◆ **Work instructions**
Go through the material and write it all out exactly, minus the pictures.

◆ **Supplied material**
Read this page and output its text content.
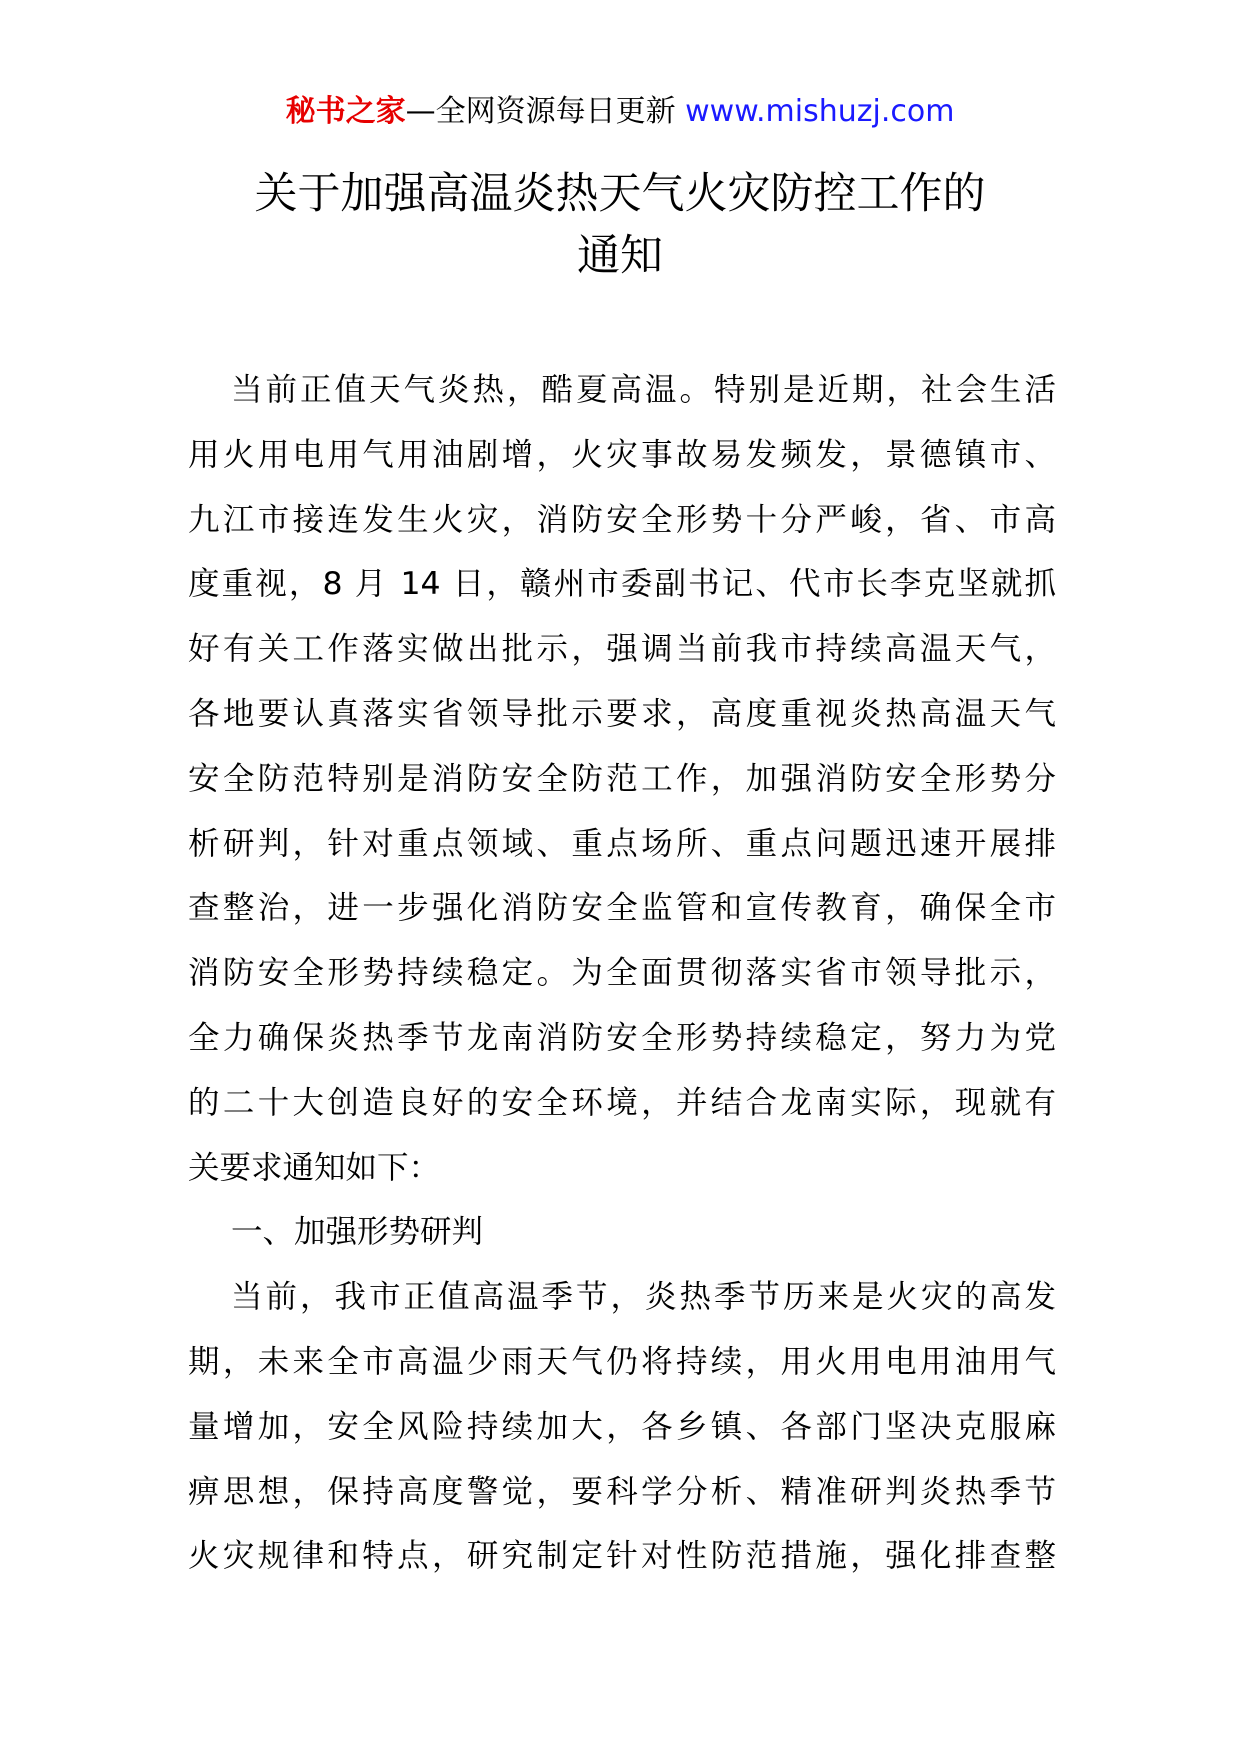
秘书之家—全网资源每日更新 www.mishuzj.com
关于加强高温炎热天气火灾防控工作的
通知
当前正值天气炎热，酷夏高温。特别是近期，社会生活
用火用电用气用油剧增，火灾事故易发频发，景德镇市、
九江市接连发生火灾，消防安全形势十分严峻，省、市高
度重视，8 月 14 日，赣州市委副书记、代市长李克坚就抓
好有关工作落实做出批示，强调当前我市持续高温天气，
各地要认真落实省领导批示要求，高度重视炎热高温天气
安全防范特别是消防安全防范工作，加强消防安全形势分
析研判，针对重点领域、重点场所、重点问题迅速开展排
查整治，进一步强化消防安全监管和宣传教育，确保全市
消防安全形势持续稳定。为全面贯彻落实省市领导批示，
全力确保炎热季节龙南消防安全形势持续稳定，努力为党
的二十大创造良好的安全环境，并结合龙南实际，现就有
关要求通知如下：
一、加强形势研判
当前，我市正值高温季节，炎热季节历来是火灾的高发
期，未来全市高温少雨天气仍将持续，用火用电用油用气
量增加，安全风险持续加大，各乡镇、各部门坚决克服麻
痹思想，保持高度警觉，要科学分析、精准研判炎热季节
火灾规律和特点，研究制定针对性防范措施，强化排查整
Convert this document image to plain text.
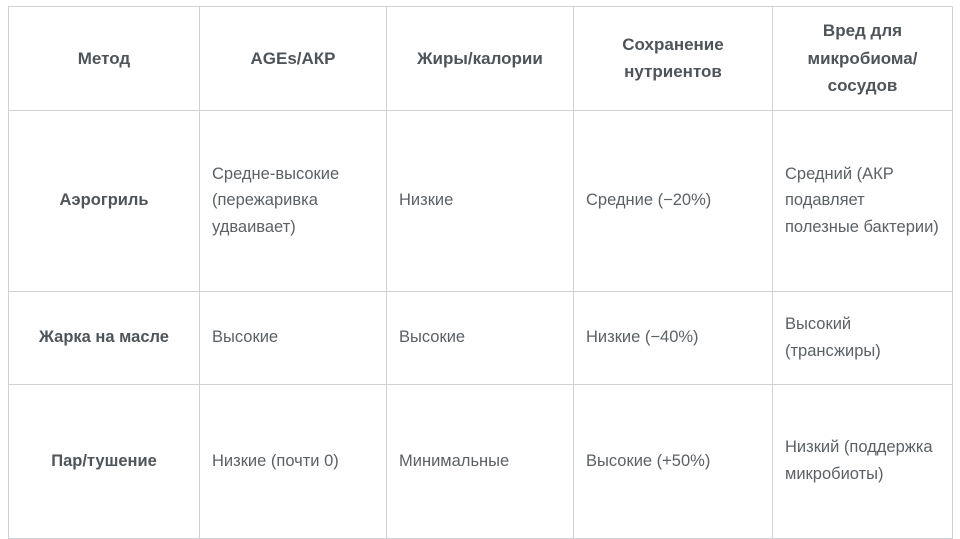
Метод	AGEs/АКР	Жиры/калории	Сохранение нутриентов	Вред для микробиома/ сосудов
Аэрогриль	Средне-высокие (пережаривка удваивает)	Низкие	Средние (−20%)	Средний (АКР подавляет полезные бактерии)
Жарка на масле	Высокие	Высокие	Низкие (−40%)	Высокий (трансжиры)
Пар/тушение	Низкие (почти 0)	Минимальные	Высокие (+50%)	Низкий (поддержка микробиоты)
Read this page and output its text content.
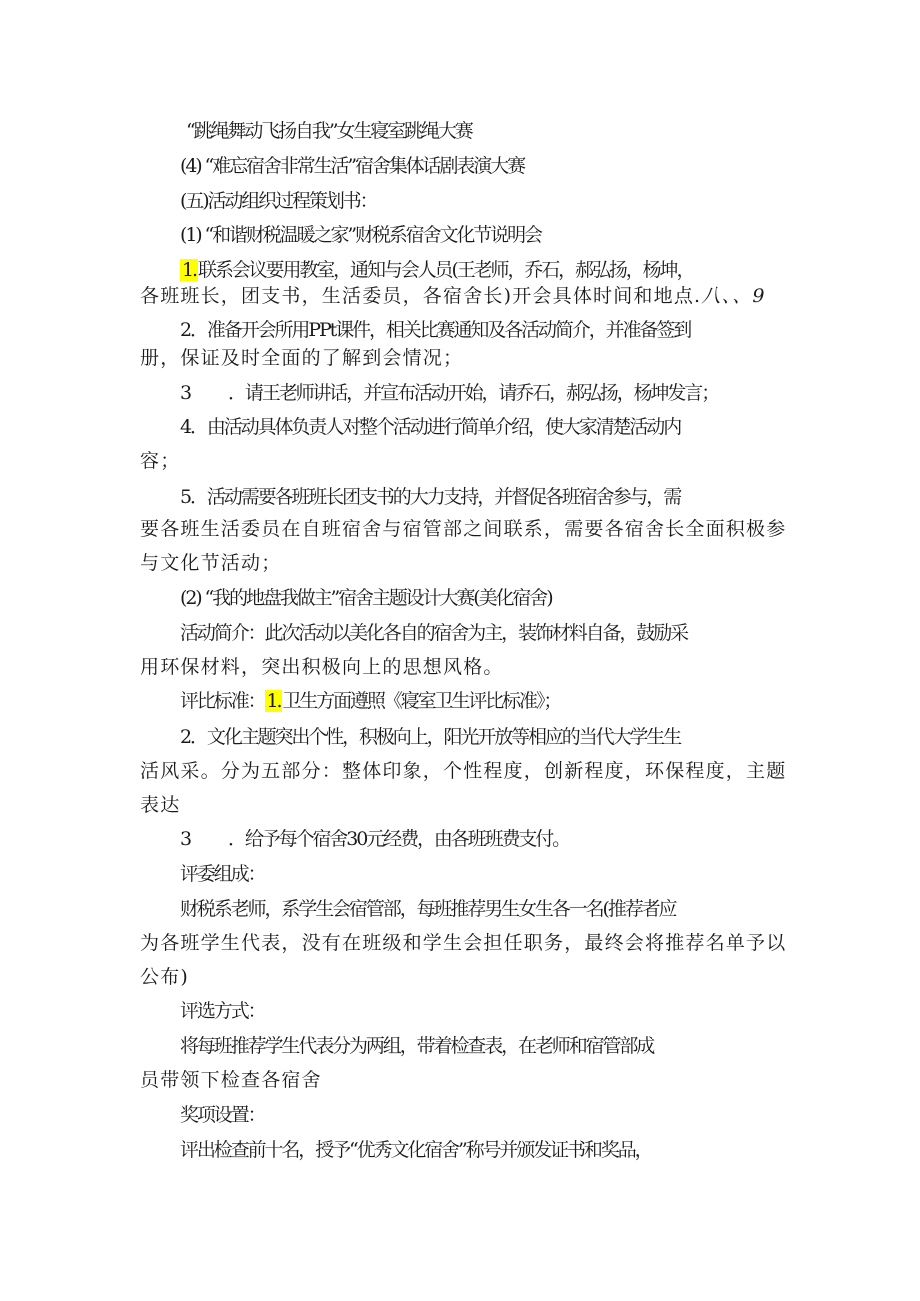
“跳绳舞动飞扬自我”女生寝室跳绳大赛
(4) “难忘宿舍非常生活”宿舍集体话剧表演大赛
(五)活动组织过程策划书：
(1) “和谐财税温暖之家”财税系宿舍文化节说明会
1. 联系会议要用教室，通知与会人员(王老师，乔石，郝弘扬，杨坤，
各班班长，团支书，生活委员，各宿舍长)开会具体时间和地点.八、、9
2．准备开会所用PPt课件，相关比赛通知及各活动简介，并准备签到
册，保证及时全面的了解到会情况；
3 ．请王老师讲话，并宣布活动开始，请乔石，郝弘扬，杨坤发言；
4．由活动具体负责人对整个活动进行简单介绍，使大家清楚活动内
容；
5．活动需要各班班长团支书的大力支持，并督促各班宿舍参与，需
要各班生活委员在自班宿舍与宿管部之间联系，需要各宿舍长全面积极参
与文化节活动；
(2) “我的地盘我做主”宿舍主题设计大赛(美化宿舍)
活动简介：此次活动以美化各自的宿舍为主，装饰材料自备，鼓励采
用环保材料，突出积极向上的思想风格。
评比标准： 1. 卫生方面遵照《寝室卫生评比标准》；
2．文化主题突出个性，积极向上，阳光开放等相应的当代大学生生
活风采。分为五部分：整体印象，个性程度，创新程度，环保程度，主题
表达
3 ．给予每个宿舍30元经费，由各班班费支付。
评委组成：
财税系老师，系学生会宿管部，每班推荐男生女生各一名(推荐者应
为各班学生代表，没有在班级和学生会担任职务，最终会将推荐名单予以
公布)
评选方式：
将每班推荐学生代表分为两组，带着检查表，在老师和宿管部成
员带领下检查各宿舍
奖项设置：
评出检查前十名，授予“优秀文化宿舍”称号并颁发证书和奖品，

◆ **Exercise result**
Read this page and output its text content.
秘书之家—全网资源每日更新 www.mishuzj.com
关于加强高温炎热天气火灾防控工作的
通知
当前正值天气炎热，酷夏高温。特别是近期，社会生活
用火用电用气用油剧增，火灾事故易发频发，景德镇市、
九江市接连发生火灾，消防安全形势十分严峻，省、市高
度重视，8 月 14 日，赣州市委副书记、代市长李克坚就抓
好有关工作落实做出批示，强调当前我市持续高温天气，
各地要认真落实省领导批示要求，高度重视炎热高温天气
安全防范特别是消防安全防范工作，加强消防安全形势分
析研判，针对重点领域、重点场所、重点问题迅速开展排
查整治，进一步强化消防安全监管和宣传教育，确保全市
消防安全形势持续稳定。为全面贯彻落实省市领导批示，
全力确保炎热季节龙南消防安全形势持续稳定，努力为党
的二十大创造良好的安全环境，并结合龙南实际，现就有
关要求通知如下：
一、加强形势研判
当前，我市正值高温季节，炎热季节历来是火灾的高发
期，未来全市高温少雨天气仍将持续，用火用电用油用气
量增加，安全风险持续加大，各乡镇、各部门坚决克服麻
痹思想，保持高度警觉，要科学分析、精准研判炎热季节
火灾规律和特点，研究制定针对性防范措施，强化排查整
Convert this document image to plain text.
Метод	AGEs/АКР	Жиры/калории	Сохранение нутриентов	Вред для микробиома/ сосудов
Аэрогриль	Средне-высокие (пережаривка удваивает)	Низкие	Средние (−20%)	Средний (АКР подавляет полезные бактерии)
Жарка на масле	Высокие	Высокие	Низкие (−40%)	Высокий (трансжиры)
Пар/тушение	Низкие (почти 0)	Минимальные	Высокие (+50%)	Низкий (поддержка микробиоты)
Read this page and output its text content.
“跳绳舞动飞扬自我”女生寝室跳绳大赛
(4) “难忘宿舍非常生活”宿舍集体话剧表演大赛
(五)活动组织过程策划书：
(1) “和谐财税温暖之家”财税系宿舍文化节说明会
1. 联系会议要用教室，通知与会人员(王老师，乔石，郝弘扬，杨坤，
各班班长，团支书，生活委员，各宿舍长)开会具体时间和地点.八、、9
2．准备开会所用PPt课件，相关比赛通知及各活动简介，并准备签到
册，保证及时全面的了解到会情况；
3 ．请王老师讲话，并宣布活动开始，请乔石，郝弘扬，杨坤发言；
4．由活动具体负责人对整个活动进行简单介绍，使大家清楚活动内
容；
5．活动需要各班班长团支书的大力支持，并督促各班宿舍参与，需
要各班生活委员在自班宿舍与宿管部之间联系，需要各宿舍长全面积极参
与文化节活动；
(2) “我的地盘我做主”宿舍主题设计大赛(美化宿舍)
活动简介：此次活动以美化各自的宿舍为主，装饰材料自备，鼓励采
用环保材料，突出积极向上的思想风格。
评比标准： 1. 卫生方面遵照《寝室卫生评比标准》；
2．文化主题突出个性，积极向上，阳光开放等相应的当代大学生生
活风采。分为五部分：整体印象，个性程度，创新程度，环保程度，主题
表达
3 ．给予每个宿舍30元经费，由各班班费支付。
评委组成：
财税系老师，系学生会宿管部，每班推荐男生女生各一名(推荐者应
为各班学生代表，没有在班级和学生会担任职务，最终会将推荐名单予以
公布)
评选方式：
将每班推荐学生代表分为两组，带着检查表，在老师和宿管部成
员带领下检查各宿舍
奖项设置：
评出检查前十名，授予“优秀文化宿舍”称号并颁发证书和奖品，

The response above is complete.